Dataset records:
┌──

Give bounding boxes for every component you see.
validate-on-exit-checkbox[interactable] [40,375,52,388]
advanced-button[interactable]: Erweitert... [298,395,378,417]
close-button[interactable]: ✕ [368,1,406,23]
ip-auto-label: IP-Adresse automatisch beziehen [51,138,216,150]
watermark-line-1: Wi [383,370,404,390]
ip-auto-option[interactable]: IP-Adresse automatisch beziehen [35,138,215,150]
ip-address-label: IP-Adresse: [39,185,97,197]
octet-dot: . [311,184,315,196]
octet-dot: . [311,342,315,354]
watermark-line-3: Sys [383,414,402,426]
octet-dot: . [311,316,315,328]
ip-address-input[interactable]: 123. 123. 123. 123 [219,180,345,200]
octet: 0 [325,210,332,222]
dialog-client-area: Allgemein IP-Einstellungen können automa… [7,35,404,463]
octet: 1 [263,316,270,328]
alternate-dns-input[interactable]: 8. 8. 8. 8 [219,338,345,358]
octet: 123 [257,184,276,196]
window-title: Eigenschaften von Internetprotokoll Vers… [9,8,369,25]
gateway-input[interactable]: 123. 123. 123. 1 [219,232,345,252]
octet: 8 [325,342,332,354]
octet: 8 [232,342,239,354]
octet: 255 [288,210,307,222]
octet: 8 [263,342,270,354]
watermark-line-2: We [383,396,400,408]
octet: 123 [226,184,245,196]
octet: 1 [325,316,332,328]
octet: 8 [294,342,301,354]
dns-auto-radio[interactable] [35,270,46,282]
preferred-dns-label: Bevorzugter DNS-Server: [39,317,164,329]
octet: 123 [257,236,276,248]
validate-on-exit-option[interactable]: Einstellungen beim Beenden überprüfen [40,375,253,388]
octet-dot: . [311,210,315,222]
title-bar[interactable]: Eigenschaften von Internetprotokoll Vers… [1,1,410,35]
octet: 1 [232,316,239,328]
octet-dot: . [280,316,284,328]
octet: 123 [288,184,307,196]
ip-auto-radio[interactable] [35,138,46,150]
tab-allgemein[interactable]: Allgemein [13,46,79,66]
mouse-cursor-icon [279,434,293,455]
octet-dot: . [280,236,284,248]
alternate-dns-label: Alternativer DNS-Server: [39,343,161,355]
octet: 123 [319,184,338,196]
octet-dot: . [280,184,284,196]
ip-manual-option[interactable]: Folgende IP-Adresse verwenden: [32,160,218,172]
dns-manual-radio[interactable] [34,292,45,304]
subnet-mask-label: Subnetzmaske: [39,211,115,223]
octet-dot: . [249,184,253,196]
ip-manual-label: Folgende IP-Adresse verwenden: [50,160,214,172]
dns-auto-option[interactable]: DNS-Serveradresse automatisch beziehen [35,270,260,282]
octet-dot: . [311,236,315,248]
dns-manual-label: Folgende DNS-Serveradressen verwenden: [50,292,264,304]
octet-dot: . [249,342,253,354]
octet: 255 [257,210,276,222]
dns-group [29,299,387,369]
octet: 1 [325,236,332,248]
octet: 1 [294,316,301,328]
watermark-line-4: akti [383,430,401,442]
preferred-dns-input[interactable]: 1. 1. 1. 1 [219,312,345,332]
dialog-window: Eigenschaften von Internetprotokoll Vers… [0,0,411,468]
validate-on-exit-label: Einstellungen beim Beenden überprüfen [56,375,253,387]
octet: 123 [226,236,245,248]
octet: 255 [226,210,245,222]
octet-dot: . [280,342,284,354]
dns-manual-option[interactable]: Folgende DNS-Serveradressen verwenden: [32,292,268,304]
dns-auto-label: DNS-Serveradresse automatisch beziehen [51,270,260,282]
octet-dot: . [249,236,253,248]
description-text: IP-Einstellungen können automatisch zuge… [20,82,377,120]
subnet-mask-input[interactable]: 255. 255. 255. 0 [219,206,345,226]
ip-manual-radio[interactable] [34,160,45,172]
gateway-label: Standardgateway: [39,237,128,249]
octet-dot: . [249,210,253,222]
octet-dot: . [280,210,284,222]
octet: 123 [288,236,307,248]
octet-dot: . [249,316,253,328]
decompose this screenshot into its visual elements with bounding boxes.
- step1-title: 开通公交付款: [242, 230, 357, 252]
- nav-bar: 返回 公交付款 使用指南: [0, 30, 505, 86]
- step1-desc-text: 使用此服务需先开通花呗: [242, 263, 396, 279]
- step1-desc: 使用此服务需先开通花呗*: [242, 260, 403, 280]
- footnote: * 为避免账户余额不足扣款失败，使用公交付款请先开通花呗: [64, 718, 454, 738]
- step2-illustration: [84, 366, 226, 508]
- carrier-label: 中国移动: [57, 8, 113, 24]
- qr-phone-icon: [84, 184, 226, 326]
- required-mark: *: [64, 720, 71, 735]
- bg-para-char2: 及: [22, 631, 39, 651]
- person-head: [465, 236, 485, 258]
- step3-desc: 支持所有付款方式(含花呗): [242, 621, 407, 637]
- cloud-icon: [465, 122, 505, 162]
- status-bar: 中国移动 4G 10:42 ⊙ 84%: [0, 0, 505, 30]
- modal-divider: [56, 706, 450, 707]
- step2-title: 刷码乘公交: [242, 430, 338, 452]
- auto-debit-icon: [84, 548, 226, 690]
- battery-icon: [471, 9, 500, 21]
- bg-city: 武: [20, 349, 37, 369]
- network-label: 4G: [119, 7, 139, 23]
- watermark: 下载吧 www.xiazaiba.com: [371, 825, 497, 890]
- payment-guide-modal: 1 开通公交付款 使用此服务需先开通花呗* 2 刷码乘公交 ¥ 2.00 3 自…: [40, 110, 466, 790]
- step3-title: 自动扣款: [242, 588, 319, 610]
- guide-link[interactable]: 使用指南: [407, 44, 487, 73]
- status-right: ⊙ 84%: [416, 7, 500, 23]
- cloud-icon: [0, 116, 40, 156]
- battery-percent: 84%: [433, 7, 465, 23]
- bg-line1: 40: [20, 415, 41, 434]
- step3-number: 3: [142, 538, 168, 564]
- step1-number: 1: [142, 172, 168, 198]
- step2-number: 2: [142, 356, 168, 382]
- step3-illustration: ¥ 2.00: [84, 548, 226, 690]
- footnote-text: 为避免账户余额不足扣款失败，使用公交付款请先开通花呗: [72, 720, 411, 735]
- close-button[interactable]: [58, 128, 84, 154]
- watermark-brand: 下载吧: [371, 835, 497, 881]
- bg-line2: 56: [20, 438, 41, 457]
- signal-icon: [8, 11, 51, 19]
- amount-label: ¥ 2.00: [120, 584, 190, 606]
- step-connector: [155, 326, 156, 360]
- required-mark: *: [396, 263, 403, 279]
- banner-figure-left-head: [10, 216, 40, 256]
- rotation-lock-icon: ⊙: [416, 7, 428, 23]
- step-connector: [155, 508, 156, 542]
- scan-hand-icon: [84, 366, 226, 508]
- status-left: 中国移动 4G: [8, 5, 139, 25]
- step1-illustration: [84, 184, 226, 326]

└──

▸ What is required: Express every line of the items above as a Markdown table with two columns, No. for the row number and Line for the line, leaving out blank lines.

▸ The result:
| No. | Line |
|---|---|
| 1 | Give bounding boxes for every component you see. |
| 2 | validate-on-exit-checkbox[interactable] [40,375,52,388] |
| 3 | advanced-button[interactable]: Erweitert... [298,395,378,417] |
| 4 | close-button[interactable]: ✕ [368,1,406,23] |
| 5 | ip-auto-label: IP-Adresse automatisch beziehen [51,138,216,150] |
| 6 | watermark-line-1: Wi [383,370,404,390] |
| 7 | ip-auto-option[interactable]: IP-Adresse automatisch beziehen [35,138,215,150] |
| 8 | ip-address-label: IP-Adresse: [39,185,97,197] |
| 9 | octet-dot: . [311,184,315,196] |
| 10 | octet-dot: . [311,342,315,354] |
| 11 | watermark-line-3: Sys [383,414,402,426] |
| 12 | octet-dot: . [311,316,315,328] |
| 13 | ip-address-input[interactable]: 123. 123. 123. 123 [219,180,345,200] |
| 14 | octet: 0 [325,210,332,222] |
| 15 | dialog-client-area: Allgemein IP-Einstellungen können automa… [7,35,404,463] |
| 16 | octet: 1 [263,316,270,328] |
| 17 | alternate-dns-input[interactable]: 8. 8. 8. 8 [219,338,345,358] |
| 18 | octet: 123 [257,184,276,196] |
| 19 | window-title: Eigenschaften von Internetprotokoll Vers… [9,8,369,25] |
| 20 | gateway-input[interactable]: 123. 123. 123. 1 [219,232,345,252] |
| 21 | octet: 8 [325,342,332,354] |
| 22 | octet: 8 [232,342,239,354] |
| 23 | octet: 255 [288,210,307,222] |
| 24 | octet: 8 [263,342,270,354] |
| 25 | watermark-line-2: We [383,396,400,408] |
| 26 | octet: 123 [226,184,245,196] |
| 27 | octet: 1 [325,316,332,328] |
| 28 | octet: 8 [294,342,301,354] |
| 29 | dns-auto-radio[interactable] [35,270,46,282] |
| 30 | preferred-dns-label: Bevorzugter DNS-Server: [39,317,164,329] |
| 31 | octet: 123 [257,236,276,248] |
| 32 | validate-on-exit-option[interactable]: Einstellungen beim Beenden überprüfen [40,375,253,388] |
| 33 | octet-dot: . [311,210,315,222] |
| 34 | title-bar[interactable]: Eigenschaften von Internetprotokoll Vers… [1,1,410,35] |
| 35 | octet: 1 [232,316,239,328] |
| 36 | octet-dot: . [280,316,284,328] |
| 37 | octet: 123 [288,184,307,196] |
| 38 | ip-auto-radio[interactable] [35,138,46,150] |
| 39 | tab-allgemein[interactable]: Allgemein [13,46,79,66] |
| 40 | mouse-cursor-icon [279,434,293,455] |
| 41 | octet-dot: . [280,236,284,248] |
| 42 | alternate-dns-label: Alternativer DNS-Server: [39,343,161,355] |
| 43 | octet: 123 [319,184,338,196] |
| 44 | octet-dot: . [280,184,284,196] |
| 45 | ip-manual-option[interactable]: Folgende IP-Adresse verwenden: [32,160,218,172] |
| 46 | dns-manual-radio[interactable] [34,292,45,304] |
| 47 | subnet-mask-label: Subnetzmaske: [39,211,115,223] |
| 48 | octet-dot: . [249,184,253,196] |
| 49 | ip-manual-label: Folgende IP-Adresse verwenden: [50,160,214,172] |
| 50 | dns-auto-option[interactable]: DNS-Serveradresse automatisch beziehen [35,270,260,282] |
| 51 | octet-dot: . [311,236,315,248] |
| 52 | dns-manual-label: Folgende DNS-Serveradressen verwenden: [50,292,264,304] |
| 53 | octet-dot: . [249,342,253,354] |
| 54 | octet: 255 [257,210,276,222] |
| 55 | dns-group [29,299,387,369] |
| 56 | octet: 1 [325,236,332,248] |
| 57 | octet: 1 [294,316,301,328] |
| 58 | watermark-line-4: akti [383,430,401,442] |
| 59 | preferred-dns-input[interactable]: 1. 1. 1. 1 [219,312,345,332] |
| 60 | dialog-window: Eigenschaften von Internetprotokoll Vers… [0,0,411,468] |
| 61 | validate-on-exit-label: Einstellungen beim Beenden überprüfen [56,375,253,387] |
| 62 | octet: 123 [226,236,245,248] |
| 63 | octet: 255 [226,210,245,222] |
| 64 | octet-dot: . [280,342,284,354] |
| 65 | dns-manual-option[interactable]: Folgende DNS-Serveradressen verwenden: [32,292,268,304] |
| 66 | dns-auto-label: DNS-Serveradresse automatisch beziehen [51,270,260,282] |
| 67 | octet-dot: . [249,236,253,248] |
| 68 | description-text: IP-Einstellungen können automatisch zuge… [20,82,377,120] |
| 69 | subnet-mask-input[interactable]: 255. 255. 255. 0 [219,206,345,226] |
| 70 | ip-manual-radio[interactable] [34,160,45,172] |
| 71 | gateway-label: Standardgateway: [39,237,128,249] |
| 72 | octet-dot: . [249,210,253,222] |
| 73 | octet-dot: . [280,210,284,222] |
| 74 | octet: 123 [288,236,307,248] |
| 75 | octet-dot: . [249,316,253,328] |
| 76 | decompose this screenshot into its visual elements with bounding boxes. |
| 77 | - step1-title: 开通公交付款: [242, 230, 357, 252] |
| 78 | - nav-bar: 返回 公交付款 使用指南: [0, 30, 505, 86] |
| 79 | - step1-desc-text: 使用此服务需先开通花呗: [242, 263, 396, 279] |
| 80 | - step1-desc: 使用此服务需先开通花呗*: [242, 260, 403, 280] |
| 81 | - footnote: * 为避免账户余额不足扣款失败，使用公交付款请先开通花呗: [64, 718, 454, 738] |
| 82 | - step2-illustration: [84, 366, 226, 508] |
| 83 | - carrier-label: 中国移动: [57, 8, 113, 24] |
| 84 | - qr-phone-icon: [84, 184, 226, 326] |
| 85 | - required-mark: *: [64, 720, 71, 735] |
| 86 | - bg-para-char2: 及: [22, 631, 39, 651] |
| 87 | - person-head: [465, 236, 485, 258] |
| 88 | - step3-desc: 支持所有付款方式(含花呗): [242, 621, 407, 637] |
| 89 | - cloud-icon: [465, 122, 505, 162] |
| 90 | - status-bar: 中国移动 4G 10:42 ⊙ 84%: [0, 0, 505, 30] |
| 91 | - modal-divider: [56, 706, 450, 707] |
| 92 | - step2-title: 刷码乘公交: [242, 430, 338, 452] |
| 93 | - auto-debit-icon: [84, 548, 226, 690] |
| 94 | - battery-icon: [471, 9, 500, 21] |
| 95 | - bg-city: 武: [20, 349, 37, 369] |
| 96 | - network-label: 4G: [119, 7, 139, 23] |
| 97 | - watermark: 下载吧 www.xiazaiba.com: [371, 825, 497, 890] |
| 98 | - payment-guide-modal: 1 开通公交付款 使用此服务需先开通花呗* 2 刷码乘公交 ¥ 2.00 3 自…: [40, 110, 466, 790] |
| 99 | - step3-title: 自动扣款: [242, 588, 319, 610] |
| 100 | - guide-link[interactable]: 使用指南: [407, 44, 487, 73] |
| 101 | - status-right: ⊙ 84%: [416, 7, 500, 23] |
| 102 | - cloud-icon: [0, 116, 40, 156] |
| 103 | - battery-percent: 84%: [433, 7, 465, 23] |
| 104 | - bg-line1: 40: [20, 415, 41, 434] |
| 105 | - step3-number: 3: [142, 538, 168, 564] |
| 106 | - step1-number: 1: [142, 172, 168, 198] |
| 107 | - step2-number: 2: [142, 356, 168, 382] |
| 108 | - step3-illustration: ¥ 2.00: [84, 548, 226, 690] |
| 109 | - footnote-text: 为避免账户余额不足扣款失败，使用公交付款请先开通花呗: [72, 720, 411, 735] |
| 110 | - close-button[interactable]: [58, 128, 84, 154] |
| 111 | - watermark-brand: 下载吧: [371, 835, 497, 881] |
| 112 | - bg-line2: 56: [20, 438, 41, 457] |
| 113 | - signal-icon: [8, 11, 51, 19] |
| 114 | - amount-label: ¥ 2.00: [120, 584, 190, 606] |
| 115 | - step-connector: [155, 326, 156, 360] |
| 116 | - required-mark: *: [396, 263, 403, 279] |
| 117 | - banner-figure-left-head: [10, 216, 40, 256] |
| 118 | - rotation-lock-icon: ⊙: [416, 7, 428, 23] |
| 119 | - step-connector: [155, 508, 156, 542] |
| 120 | - scan-hand-icon: [84, 366, 226, 508] |
| 121 | - status-left: 中国移动 4G: [8, 5, 139, 25] |
| 122 | - step1-illustration: [84, 184, 226, 326] |